> EXERCISE GOAL: Give back every line of the material below unchanged, in the same order.

> RECORDS:
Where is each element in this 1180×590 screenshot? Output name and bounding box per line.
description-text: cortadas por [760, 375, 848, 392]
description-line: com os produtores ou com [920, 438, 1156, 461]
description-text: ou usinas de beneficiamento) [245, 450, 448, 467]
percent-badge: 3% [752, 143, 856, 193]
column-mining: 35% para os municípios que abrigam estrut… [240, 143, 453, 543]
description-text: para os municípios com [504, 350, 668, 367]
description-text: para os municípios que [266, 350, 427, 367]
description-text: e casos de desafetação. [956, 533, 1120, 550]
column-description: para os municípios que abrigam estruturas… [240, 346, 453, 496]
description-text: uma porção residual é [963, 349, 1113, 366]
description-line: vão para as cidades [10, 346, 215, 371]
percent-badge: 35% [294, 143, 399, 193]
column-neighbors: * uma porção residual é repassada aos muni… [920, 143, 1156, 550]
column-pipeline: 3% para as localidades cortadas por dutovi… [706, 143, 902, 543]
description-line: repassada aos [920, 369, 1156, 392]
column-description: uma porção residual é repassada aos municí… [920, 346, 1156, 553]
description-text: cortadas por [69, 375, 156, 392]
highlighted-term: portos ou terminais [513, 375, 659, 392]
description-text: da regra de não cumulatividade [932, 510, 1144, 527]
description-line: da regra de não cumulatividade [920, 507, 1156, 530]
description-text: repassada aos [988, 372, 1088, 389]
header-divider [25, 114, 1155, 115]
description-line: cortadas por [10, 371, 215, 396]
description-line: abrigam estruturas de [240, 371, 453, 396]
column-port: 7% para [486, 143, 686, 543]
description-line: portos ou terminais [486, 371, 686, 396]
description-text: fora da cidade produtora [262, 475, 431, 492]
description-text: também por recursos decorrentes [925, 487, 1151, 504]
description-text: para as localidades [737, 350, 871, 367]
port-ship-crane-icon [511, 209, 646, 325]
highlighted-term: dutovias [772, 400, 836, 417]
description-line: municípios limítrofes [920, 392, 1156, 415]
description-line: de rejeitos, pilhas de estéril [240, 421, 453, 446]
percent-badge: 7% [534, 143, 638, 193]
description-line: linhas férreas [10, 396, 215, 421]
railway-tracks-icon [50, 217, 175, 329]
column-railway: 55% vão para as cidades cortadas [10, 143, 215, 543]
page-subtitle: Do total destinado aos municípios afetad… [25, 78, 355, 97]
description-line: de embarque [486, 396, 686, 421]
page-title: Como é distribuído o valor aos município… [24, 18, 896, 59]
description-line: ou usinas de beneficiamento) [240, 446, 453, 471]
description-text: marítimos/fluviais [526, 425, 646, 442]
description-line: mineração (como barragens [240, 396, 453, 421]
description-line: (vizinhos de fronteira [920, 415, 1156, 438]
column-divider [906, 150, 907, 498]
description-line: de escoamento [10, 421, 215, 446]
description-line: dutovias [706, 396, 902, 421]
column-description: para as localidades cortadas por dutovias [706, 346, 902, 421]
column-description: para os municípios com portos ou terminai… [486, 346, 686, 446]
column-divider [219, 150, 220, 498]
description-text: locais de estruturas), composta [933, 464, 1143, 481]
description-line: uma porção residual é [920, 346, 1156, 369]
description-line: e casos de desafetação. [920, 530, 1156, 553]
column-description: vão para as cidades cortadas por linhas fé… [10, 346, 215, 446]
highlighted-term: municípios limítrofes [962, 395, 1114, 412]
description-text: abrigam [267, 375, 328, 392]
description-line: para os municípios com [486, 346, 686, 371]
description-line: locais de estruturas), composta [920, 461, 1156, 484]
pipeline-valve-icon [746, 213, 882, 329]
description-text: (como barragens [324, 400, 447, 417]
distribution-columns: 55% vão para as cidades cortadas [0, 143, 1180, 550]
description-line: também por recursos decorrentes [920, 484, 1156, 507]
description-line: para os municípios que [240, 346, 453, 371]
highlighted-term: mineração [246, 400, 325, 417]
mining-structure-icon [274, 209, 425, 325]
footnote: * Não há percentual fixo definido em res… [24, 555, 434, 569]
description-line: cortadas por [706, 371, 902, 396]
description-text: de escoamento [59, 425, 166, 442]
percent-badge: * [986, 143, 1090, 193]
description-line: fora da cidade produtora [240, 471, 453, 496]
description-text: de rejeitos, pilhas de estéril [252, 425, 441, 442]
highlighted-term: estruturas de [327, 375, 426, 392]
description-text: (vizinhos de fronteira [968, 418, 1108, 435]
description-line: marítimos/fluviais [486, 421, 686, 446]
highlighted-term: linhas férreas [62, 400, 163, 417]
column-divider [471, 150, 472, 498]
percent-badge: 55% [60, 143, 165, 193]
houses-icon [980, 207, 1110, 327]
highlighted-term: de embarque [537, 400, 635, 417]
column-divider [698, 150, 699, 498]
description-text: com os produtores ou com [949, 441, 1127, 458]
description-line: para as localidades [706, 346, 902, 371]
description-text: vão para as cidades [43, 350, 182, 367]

> FULL SOLUTION:
Where is each element in this 1180×590 screenshot? Output name and bounding box per line.
description-text: cortadas por [760, 375, 848, 392]
description-line: com os produtores ou com [920, 438, 1156, 461]
description-text: ou usinas de beneficiamento) [245, 450, 448, 467]
percent-badge: 3% [752, 143, 856, 193]
column-mining: 35% para os municípios que abrigam estrut… [240, 143, 453, 543]
description-text: para os municípios com [504, 350, 668, 367]
description-text: para os municípios que [266, 350, 427, 367]
description-text: e casos de desafetação. [956, 533, 1120, 550]
column-description: para os municípios que abrigam estruturas… [240, 346, 453, 496]
description-text: uma porção residual é [963, 349, 1113, 366]
description-line: vão para as cidades [10, 346, 215, 371]
percent-badge: 35% [294, 143, 399, 193]
column-neighbors: * uma porção residual é repassada aos muni… [920, 143, 1156, 550]
column-pipeline: 3% para as localidades cortadas por dutovi… [706, 143, 902, 543]
description-line: repassada aos [920, 369, 1156, 392]
column-description: uma porção residual é repassada aos municí… [920, 346, 1156, 553]
description-text: cortadas por [69, 375, 156, 392]
highlighted-term: portos ou terminais [513, 375, 659, 392]
description-text: da regra de não cumulatividade [932, 510, 1144, 527]
description-line: da regra de não cumulatividade [920, 507, 1156, 530]
description-text: repassada aos [988, 372, 1088, 389]
header-divider [25, 114, 1155, 115]
description-line: cortadas por [10, 371, 215, 396]
description-line: abrigam estruturas de [240, 371, 453, 396]
column-port: 7% para [486, 143, 686, 543]
description-line: portos ou terminais [486, 371, 686, 396]
description-text: fora da cidade produtora [262, 475, 431, 492]
description-text: também por recursos decorrentes [925, 487, 1151, 504]
description-text: para as localidades [737, 350, 871, 367]
port-ship-crane-icon [511, 209, 646, 325]
highlighted-term: dutovias [772, 400, 836, 417]
description-line: municípios limítrofes [920, 392, 1156, 415]
description-line: de rejeitos, pilhas de estéril [240, 421, 453, 446]
percent-badge: 7% [534, 143, 638, 193]
description-line: linhas férreas [10, 396, 215, 421]
railway-tracks-icon [50, 217, 175, 329]
column-railway: 55% vão para as cidades cortadas [10, 143, 215, 543]
page-subtitle: Do total destinado aos municípios afetad… [25, 78, 355, 97]
description-line: de embarque [486, 396, 686, 421]
page-title: Como é distribuído o valor aos município… [24, 18, 896, 59]
description-line: ou usinas de beneficiamento) [240, 446, 453, 471]
description-text: marítimos/fluviais [526, 425, 646, 442]
description-line: mineração (como barragens [240, 396, 453, 421]
description-line: (vizinhos de fronteira [920, 415, 1156, 438]
column-divider [906, 150, 907, 498]
description-line: de escoamento [10, 421, 215, 446]
description-line: dutovias [706, 396, 902, 421]
column-description: para as localidades cortadas por dutovias [706, 346, 902, 421]
column-description: para os municípios com portos ou terminai… [486, 346, 686, 446]
column-divider [219, 150, 220, 498]
description-text: locais de estruturas), composta [933, 464, 1143, 481]
description-line: uma porção residual é [920, 346, 1156, 369]
description-line: e casos de desafetação. [920, 530, 1156, 553]
column-description: vão para as cidades cortadas por linhas fé… [10, 346, 215, 446]
highlighted-term: municípios limítrofes [962, 395, 1114, 412]
description-text: abrigam [267, 375, 328, 392]
description-line: para os municípios com [486, 346, 686, 371]
description-line: locais de estruturas), composta [920, 461, 1156, 484]
pipeline-valve-icon [746, 213, 882, 329]
description-text: (como barragens [324, 400, 447, 417]
distribution-columns: 55% vão para as cidades cortadas [0, 143, 1180, 550]
description-line: também por recursos decorrentes [920, 484, 1156, 507]
description-line: para os municípios que [240, 346, 453, 371]
highlighted-term: mineração [246, 400, 325, 417]
mining-structure-icon [274, 209, 425, 325]
footnote: * Não há percentual fixo definido em res… [24, 555, 434, 569]
description-line: cortadas por [706, 371, 902, 396]
description-text: de escoamento [59, 425, 166, 442]
percent-badge: * [986, 143, 1090, 193]
description-line: fora da cidade produtora [240, 471, 453, 496]
description-text: de rejeitos, pilhas de estéril [252, 425, 441, 442]
highlighted-term: estruturas de [327, 375, 426, 392]
description-text: (vizinhos de fronteira [968, 418, 1108, 435]
description-line: marítimos/fluviais [486, 421, 686, 446]
highlighted-term: linhas férreas [62, 400, 163, 417]
column-divider [471, 150, 472, 498]
percent-badge: 55% [60, 143, 165, 193]
houses-icon [980, 207, 1110, 327]
highlighted-term: de embarque [537, 400, 635, 417]
column-divider [698, 150, 699, 498]
description-text: com os produtores ou com [949, 441, 1127, 458]
description-line: para as localidades [706, 346, 902, 371]
description-text: vão para as cidades [43, 350, 182, 367]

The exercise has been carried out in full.